● **Material supplied**:
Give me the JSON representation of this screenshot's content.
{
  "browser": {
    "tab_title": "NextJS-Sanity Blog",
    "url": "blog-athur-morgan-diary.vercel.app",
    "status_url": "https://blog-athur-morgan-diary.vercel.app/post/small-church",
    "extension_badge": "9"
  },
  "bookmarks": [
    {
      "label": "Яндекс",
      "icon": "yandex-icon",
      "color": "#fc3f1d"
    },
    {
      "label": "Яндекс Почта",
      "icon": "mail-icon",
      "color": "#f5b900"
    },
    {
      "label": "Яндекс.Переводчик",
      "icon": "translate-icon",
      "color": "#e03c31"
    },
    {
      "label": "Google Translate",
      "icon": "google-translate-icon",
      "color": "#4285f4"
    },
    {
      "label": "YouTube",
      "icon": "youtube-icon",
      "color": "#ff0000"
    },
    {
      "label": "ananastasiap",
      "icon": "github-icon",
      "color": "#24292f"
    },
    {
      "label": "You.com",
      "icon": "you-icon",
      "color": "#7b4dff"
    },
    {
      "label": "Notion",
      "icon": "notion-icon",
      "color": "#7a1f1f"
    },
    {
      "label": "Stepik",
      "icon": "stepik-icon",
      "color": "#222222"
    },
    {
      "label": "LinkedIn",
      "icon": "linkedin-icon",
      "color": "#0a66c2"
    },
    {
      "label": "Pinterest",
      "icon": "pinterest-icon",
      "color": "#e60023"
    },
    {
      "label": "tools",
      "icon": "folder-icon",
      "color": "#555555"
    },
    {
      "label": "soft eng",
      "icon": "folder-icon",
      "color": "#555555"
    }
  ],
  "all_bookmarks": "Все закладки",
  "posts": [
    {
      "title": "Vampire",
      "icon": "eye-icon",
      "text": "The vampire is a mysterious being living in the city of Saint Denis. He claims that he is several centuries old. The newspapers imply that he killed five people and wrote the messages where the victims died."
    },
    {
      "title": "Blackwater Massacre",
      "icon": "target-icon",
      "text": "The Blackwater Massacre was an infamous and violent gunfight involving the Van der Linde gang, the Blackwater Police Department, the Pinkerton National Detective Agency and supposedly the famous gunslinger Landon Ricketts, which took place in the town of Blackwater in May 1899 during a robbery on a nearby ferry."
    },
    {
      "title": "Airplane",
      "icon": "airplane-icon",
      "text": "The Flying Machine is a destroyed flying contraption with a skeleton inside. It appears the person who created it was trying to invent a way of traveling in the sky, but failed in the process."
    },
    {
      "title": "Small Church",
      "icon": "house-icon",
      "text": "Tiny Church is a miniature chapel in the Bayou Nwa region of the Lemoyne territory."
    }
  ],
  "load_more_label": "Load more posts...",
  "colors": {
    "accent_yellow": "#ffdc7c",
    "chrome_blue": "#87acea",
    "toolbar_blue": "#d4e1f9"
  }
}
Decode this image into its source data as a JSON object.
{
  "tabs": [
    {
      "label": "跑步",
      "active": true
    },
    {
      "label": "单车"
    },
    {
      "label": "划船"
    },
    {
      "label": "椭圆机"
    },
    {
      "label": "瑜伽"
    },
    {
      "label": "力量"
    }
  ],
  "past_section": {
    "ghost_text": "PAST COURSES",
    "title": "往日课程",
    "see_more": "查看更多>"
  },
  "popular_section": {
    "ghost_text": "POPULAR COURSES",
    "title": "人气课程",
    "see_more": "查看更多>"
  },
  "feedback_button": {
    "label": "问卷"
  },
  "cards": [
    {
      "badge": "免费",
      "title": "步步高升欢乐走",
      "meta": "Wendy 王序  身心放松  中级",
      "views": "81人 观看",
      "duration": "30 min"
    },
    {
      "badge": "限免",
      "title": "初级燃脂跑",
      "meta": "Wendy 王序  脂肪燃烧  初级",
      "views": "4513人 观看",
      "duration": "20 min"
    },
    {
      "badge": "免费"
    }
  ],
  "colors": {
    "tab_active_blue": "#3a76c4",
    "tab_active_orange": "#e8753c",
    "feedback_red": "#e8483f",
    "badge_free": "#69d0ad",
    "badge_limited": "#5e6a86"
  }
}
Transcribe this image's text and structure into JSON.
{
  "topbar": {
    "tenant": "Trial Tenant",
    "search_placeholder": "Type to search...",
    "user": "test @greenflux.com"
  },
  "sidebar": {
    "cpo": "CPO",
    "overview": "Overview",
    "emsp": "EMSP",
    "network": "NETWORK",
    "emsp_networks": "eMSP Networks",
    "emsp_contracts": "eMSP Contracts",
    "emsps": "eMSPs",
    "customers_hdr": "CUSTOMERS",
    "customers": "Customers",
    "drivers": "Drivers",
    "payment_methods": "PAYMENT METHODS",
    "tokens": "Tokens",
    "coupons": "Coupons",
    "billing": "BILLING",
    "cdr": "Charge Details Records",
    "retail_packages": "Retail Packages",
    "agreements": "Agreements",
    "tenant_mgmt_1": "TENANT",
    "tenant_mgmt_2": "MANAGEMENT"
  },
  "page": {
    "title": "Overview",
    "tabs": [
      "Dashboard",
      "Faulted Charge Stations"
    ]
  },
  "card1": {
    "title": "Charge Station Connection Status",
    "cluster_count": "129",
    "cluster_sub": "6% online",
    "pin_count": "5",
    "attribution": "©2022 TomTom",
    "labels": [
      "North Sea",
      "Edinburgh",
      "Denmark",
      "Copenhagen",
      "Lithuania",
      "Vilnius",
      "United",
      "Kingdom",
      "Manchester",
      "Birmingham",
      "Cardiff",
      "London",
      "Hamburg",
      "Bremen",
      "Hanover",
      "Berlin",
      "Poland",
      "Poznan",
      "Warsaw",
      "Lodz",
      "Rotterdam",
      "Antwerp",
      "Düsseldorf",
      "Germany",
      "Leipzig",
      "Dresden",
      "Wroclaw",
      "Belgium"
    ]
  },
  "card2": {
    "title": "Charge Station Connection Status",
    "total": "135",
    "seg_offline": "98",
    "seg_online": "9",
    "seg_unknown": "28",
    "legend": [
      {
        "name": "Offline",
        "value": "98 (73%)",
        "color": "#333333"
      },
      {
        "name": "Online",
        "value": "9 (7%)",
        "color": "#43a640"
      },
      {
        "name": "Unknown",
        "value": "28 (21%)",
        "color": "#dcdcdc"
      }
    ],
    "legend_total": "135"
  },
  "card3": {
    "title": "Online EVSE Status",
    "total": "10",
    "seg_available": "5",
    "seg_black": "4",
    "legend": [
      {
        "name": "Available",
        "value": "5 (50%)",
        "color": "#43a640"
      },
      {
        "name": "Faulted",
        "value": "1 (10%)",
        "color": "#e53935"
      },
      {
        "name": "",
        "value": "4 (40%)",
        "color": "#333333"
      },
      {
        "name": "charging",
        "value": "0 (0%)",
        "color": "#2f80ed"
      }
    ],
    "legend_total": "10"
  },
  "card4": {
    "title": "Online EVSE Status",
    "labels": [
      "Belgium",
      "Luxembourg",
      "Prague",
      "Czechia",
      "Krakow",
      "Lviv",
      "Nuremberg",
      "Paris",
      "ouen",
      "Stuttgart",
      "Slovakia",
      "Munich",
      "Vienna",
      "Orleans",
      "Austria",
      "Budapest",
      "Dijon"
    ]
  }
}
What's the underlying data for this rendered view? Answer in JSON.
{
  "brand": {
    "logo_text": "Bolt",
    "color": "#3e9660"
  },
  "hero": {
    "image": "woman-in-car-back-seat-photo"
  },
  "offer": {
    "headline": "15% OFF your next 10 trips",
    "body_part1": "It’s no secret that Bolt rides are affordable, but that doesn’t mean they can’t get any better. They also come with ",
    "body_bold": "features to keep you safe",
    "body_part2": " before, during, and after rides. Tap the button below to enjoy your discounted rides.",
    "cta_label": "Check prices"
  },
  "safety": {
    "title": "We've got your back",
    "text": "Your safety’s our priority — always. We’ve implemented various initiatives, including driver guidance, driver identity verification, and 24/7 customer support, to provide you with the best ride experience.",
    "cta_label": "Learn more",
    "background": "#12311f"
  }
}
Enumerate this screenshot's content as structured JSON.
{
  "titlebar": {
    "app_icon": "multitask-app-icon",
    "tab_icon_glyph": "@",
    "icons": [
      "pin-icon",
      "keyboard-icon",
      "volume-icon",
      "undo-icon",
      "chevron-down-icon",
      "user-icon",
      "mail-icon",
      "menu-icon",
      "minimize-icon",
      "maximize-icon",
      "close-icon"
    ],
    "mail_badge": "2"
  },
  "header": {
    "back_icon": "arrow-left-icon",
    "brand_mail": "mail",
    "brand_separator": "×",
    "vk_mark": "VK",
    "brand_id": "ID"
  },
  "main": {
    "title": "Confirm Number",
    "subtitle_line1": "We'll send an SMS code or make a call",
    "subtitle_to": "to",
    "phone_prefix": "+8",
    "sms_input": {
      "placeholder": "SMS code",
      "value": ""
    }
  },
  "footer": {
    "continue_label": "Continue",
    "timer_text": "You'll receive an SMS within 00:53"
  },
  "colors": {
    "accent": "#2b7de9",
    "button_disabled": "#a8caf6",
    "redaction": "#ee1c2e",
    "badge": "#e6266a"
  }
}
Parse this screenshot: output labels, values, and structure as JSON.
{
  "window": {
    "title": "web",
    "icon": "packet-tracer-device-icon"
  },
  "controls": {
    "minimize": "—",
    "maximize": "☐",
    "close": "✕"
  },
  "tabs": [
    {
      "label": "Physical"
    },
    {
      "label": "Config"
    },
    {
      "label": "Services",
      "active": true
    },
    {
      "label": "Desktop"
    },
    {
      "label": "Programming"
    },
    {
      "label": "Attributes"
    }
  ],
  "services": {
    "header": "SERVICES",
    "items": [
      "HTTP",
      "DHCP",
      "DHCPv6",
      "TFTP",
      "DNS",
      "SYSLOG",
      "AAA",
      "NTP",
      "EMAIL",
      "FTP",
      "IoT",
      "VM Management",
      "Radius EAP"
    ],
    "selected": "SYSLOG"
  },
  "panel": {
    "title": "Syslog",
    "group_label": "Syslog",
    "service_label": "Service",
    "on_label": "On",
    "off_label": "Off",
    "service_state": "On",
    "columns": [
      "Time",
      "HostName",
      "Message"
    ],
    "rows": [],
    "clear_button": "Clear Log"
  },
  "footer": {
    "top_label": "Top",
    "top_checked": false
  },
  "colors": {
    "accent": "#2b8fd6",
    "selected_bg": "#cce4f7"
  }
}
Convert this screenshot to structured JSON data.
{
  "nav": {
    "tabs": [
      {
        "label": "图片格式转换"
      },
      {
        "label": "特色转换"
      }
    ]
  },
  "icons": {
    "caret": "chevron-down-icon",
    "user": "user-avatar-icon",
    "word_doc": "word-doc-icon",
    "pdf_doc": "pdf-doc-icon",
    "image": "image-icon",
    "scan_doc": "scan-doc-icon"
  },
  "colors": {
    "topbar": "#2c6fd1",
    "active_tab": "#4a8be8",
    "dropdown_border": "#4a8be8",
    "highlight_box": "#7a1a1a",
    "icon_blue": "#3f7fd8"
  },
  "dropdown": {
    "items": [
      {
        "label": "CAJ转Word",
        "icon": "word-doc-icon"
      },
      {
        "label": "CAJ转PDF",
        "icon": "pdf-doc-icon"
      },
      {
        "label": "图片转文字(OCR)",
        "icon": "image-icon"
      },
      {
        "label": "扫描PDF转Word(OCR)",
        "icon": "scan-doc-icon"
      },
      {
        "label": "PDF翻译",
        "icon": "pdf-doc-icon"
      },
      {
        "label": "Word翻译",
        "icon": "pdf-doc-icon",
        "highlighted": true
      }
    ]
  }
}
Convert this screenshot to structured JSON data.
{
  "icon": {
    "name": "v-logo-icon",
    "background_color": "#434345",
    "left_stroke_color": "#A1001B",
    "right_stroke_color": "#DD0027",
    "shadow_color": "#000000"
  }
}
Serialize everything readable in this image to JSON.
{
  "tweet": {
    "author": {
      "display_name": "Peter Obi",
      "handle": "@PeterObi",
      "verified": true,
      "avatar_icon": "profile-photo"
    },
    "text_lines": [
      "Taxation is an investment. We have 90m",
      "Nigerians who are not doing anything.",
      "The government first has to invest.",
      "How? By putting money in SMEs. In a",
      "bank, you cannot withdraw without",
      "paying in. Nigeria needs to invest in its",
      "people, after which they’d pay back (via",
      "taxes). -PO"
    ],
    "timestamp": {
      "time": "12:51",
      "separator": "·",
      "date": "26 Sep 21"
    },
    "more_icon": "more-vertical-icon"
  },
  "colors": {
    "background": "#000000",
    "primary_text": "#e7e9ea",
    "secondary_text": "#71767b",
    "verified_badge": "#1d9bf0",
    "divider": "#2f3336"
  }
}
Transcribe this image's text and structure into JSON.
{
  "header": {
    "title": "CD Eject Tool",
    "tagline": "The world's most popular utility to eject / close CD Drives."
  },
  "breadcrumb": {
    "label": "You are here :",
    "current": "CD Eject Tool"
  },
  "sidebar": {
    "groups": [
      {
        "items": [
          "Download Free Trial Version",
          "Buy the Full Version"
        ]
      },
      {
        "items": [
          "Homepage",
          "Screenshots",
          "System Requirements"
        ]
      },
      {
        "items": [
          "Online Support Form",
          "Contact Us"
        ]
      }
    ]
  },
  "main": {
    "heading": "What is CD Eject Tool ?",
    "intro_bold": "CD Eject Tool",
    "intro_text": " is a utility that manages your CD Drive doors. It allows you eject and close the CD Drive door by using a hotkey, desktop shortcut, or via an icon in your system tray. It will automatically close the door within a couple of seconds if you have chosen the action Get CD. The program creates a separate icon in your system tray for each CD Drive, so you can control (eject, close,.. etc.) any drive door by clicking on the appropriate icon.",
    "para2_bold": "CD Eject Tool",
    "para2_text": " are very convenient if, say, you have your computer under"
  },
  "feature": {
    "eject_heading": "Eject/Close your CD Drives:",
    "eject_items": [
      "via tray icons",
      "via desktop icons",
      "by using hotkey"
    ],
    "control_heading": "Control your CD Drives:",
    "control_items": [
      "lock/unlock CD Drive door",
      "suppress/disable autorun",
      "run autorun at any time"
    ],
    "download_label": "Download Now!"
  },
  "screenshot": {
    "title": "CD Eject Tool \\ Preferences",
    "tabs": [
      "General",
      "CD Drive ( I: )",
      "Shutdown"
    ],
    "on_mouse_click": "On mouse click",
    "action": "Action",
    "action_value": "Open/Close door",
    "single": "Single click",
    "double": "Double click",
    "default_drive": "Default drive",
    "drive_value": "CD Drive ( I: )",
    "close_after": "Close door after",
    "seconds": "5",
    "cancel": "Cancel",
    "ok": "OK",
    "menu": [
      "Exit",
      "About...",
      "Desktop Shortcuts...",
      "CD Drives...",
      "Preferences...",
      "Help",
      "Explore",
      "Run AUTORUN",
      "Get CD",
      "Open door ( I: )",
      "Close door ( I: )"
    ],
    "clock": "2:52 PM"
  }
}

● **Given instruction**: Search the listing for the word "hotkey" and return each line that holds it.

● **Reply to the exercise**:
    "intro_text": " is a utility that manages your CD Drive doors. It allows you eject and close the CD Drive door by using a hotkey, desktop shortcut, or via an icon in your system tray. It will automatically close the door within a couple of seconds if you have chosen the action Get CD. The program creates a separate icon in your system tray for each CD Drive, so you can control (eject, close,.. etc.) any drive door by clicking on the appropriate icon.",
      "by using hotkey"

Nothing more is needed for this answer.